**Goal of the exercise**. Retype the material that follows, keeping every word as it is.

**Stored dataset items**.

- - - -

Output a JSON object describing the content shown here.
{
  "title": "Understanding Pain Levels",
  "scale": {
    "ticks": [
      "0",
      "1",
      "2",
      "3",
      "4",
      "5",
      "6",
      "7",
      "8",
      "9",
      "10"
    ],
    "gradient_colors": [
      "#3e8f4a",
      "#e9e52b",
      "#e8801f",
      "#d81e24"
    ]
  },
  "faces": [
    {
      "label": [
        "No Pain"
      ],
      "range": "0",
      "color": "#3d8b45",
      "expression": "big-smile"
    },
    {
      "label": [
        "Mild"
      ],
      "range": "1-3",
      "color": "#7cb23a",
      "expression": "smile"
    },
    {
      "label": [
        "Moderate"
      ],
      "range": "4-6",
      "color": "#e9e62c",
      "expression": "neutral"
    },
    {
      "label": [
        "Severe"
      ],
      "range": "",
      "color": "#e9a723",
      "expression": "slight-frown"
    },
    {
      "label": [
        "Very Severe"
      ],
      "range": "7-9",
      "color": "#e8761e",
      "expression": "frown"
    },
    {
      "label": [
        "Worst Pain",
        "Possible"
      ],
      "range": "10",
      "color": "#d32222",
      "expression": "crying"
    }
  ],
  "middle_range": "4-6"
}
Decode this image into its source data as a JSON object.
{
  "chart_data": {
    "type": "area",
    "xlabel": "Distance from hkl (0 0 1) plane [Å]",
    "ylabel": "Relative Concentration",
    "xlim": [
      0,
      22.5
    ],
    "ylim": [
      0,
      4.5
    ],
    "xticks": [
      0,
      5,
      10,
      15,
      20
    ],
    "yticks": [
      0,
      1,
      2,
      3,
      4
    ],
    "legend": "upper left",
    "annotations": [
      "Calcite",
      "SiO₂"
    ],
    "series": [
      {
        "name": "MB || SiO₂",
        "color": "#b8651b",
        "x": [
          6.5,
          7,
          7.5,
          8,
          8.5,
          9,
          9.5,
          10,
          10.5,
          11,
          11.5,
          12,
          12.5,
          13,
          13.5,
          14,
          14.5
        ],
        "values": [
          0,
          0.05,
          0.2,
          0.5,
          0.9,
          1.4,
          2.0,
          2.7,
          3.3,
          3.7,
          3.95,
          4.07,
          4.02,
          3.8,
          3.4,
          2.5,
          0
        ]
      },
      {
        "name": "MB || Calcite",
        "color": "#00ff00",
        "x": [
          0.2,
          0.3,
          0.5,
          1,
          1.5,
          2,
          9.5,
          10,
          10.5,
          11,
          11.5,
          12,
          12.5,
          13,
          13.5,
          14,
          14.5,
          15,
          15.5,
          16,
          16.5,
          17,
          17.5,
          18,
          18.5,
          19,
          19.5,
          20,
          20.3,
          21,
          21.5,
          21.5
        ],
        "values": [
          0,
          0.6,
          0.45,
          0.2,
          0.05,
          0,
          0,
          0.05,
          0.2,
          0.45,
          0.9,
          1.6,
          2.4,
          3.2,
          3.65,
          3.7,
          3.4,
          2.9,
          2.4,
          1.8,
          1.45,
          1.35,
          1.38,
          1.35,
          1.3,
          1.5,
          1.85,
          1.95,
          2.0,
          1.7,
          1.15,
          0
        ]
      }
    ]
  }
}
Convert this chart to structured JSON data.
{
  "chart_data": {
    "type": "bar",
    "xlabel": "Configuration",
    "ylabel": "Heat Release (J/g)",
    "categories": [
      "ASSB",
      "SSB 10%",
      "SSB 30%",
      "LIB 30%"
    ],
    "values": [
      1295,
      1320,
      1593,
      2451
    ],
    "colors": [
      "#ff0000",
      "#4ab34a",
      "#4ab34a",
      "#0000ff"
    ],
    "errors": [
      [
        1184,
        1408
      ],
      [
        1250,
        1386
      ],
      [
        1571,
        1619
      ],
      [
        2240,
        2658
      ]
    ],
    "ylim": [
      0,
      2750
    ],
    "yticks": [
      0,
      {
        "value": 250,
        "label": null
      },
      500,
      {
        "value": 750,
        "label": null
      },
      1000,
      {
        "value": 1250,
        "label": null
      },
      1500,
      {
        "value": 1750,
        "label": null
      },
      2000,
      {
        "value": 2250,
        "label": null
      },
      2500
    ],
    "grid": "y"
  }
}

- - - -

**Written solution**.
Output a JSON object describing the content shown here.
{
  "title": "Understanding Pain Levels",
  "scale": {
    "ticks": [
      "0",
      "1",
      "2",
      "3",
      "4",
      "5",
      "6",
      "7",
      "8",
      "9",
      "10"
    ],
    "gradient_colors": [
      "#3e8f4a",
      "#e9e52b",
      "#e8801f",
      "#d81e24"
    ]
  },
  "faces": [
    {
      "label": [
        "No Pain"
      ],
      "range": "0",
      "color": "#3d8b45",
      "expression": "big-smile"
    },
    {
      "label": [
        "Mild"
      ],
      "range": "1-3",
      "color": "#7cb23a",
      "expression": "smile"
    },
    {
      "label": [
        "Moderate"
      ],
      "range": "4-6",
      "color": "#e9e62c",
      "expression": "neutral"
    },
    {
      "label": [
        "Severe"
      ],
      "range": "",
      "color": "#e9a723",
      "expression": "slight-frown"
    },
    {
      "label": [
        "Very Severe"
      ],
      "range": "7-9",
      "color": "#e8761e",
      "expression": "frown"
    },
    {
      "label": [
        "Worst Pain",
        "Possible"
      ],
      "range": "10",
      "color": "#d32222",
      "expression": "crying"
    }
  ],
  "middle_range": "4-6"
}
Decode this image into its source data as a JSON object.
{
  "chart_data": {
    "type": "area",
    "xlabel": "Distance from hkl (0 0 1) plane [Å]",
    "ylabel": "Relative Concentration",
    "xlim": [
      0,
      22.5
    ],
    "ylim": [
      0,
      4.5
    ],
    "xticks": [
      0,
      5,
      10,
      15,
      20
    ],
    "yticks": [
      0,
      1,
      2,
      3,
      4
    ],
    "legend": "upper left",
    "annotations": [
      "Calcite",
      "SiO₂"
    ],
    "series": [
      {
        "name": "MB || SiO₂",
        "color": "#b8651b",
        "x": [
          6.5,
          7,
          7.5,
          8,
          8.5,
          9,
          9.5,
          10,
          10.5,
          11,
          11.5,
          12,
          12.5,
          13,
          13.5,
          14,
          14.5
        ],
        "values": [
          0,
          0.05,
          0.2,
          0.5,
          0.9,
          1.4,
          2.0,
          2.7,
          3.3,
          3.7,
          3.95,
          4.07,
          4.02,
          3.8,
          3.4,
          2.5,
          0
        ]
      },
      {
        "name": "MB || Calcite",
        "color": "#00ff00",
        "x": [
          0.2,
          0.3,
          0.5,
          1,
          1.5,
          2,
          9.5,
          10,
          10.5,
          11,
          11.5,
          12,
          12.5,
          13,
          13.5,
          14,
          14.5,
          15,
          15.5,
          16,
          16.5,
          17,
          17.5,
          18,
          18.5,
          19,
          19.5,
          20,
          20.3,
          21,
          21.5,
          21.5
        ],
        "values": [
          0,
          0.6,
          0.45,
          0.2,
          0.05,
          0,
          0,
          0.05,
          0.2,
          0.45,
          0.9,
          1.6,
          2.4,
          3.2,
          3.65,
          3.7,
          3.4,
          2.9,
          2.4,
          1.8,
          1.45,
          1.35,
          1.38,
          1.35,
          1.3,
          1.5,
          1.85,
          1.95,
          2.0,
          1.7,
          1.15,
          0
        ]
      }
    ]
  }
}
Convert this chart to structured JSON data.
{
  "chart_data": {
    "type": "bar",
    "xlabel": "Configuration",
    "ylabel": "Heat Release (J/g)",
    "categories": [
      "ASSB",
      "SSB 10%",
      "SSB 30%",
      "LIB 30%"
    ],
    "values": [
      1295,
      1320,
      1593,
      2451
    ],
    "colors": [
      "#ff0000",
      "#4ab34a",
      "#4ab34a",
      "#0000ff"
    ],
    "errors": [
      [
        1184,
        1408
      ],
      [
        1250,
        1386
      ],
      [
        1571,
        1619
      ],
      [
        2240,
        2658
      ]
    ],
    "ylim": [
      0,
      2750
    ],
    "yticks": [
      0,
      {
        "value": 250,
        "label": null
      },
      500,
      {
        "value": 750,
        "label": null
      },
      1000,
      {
        "value": 1250,
        "label": null
      },
      1500,
      {
        "value": 1750,
        "label": null
      },
      2000,
      {
        "value": 2250,
        "label": null
      },
      2500
    ],
    "grid": "y"
  }
}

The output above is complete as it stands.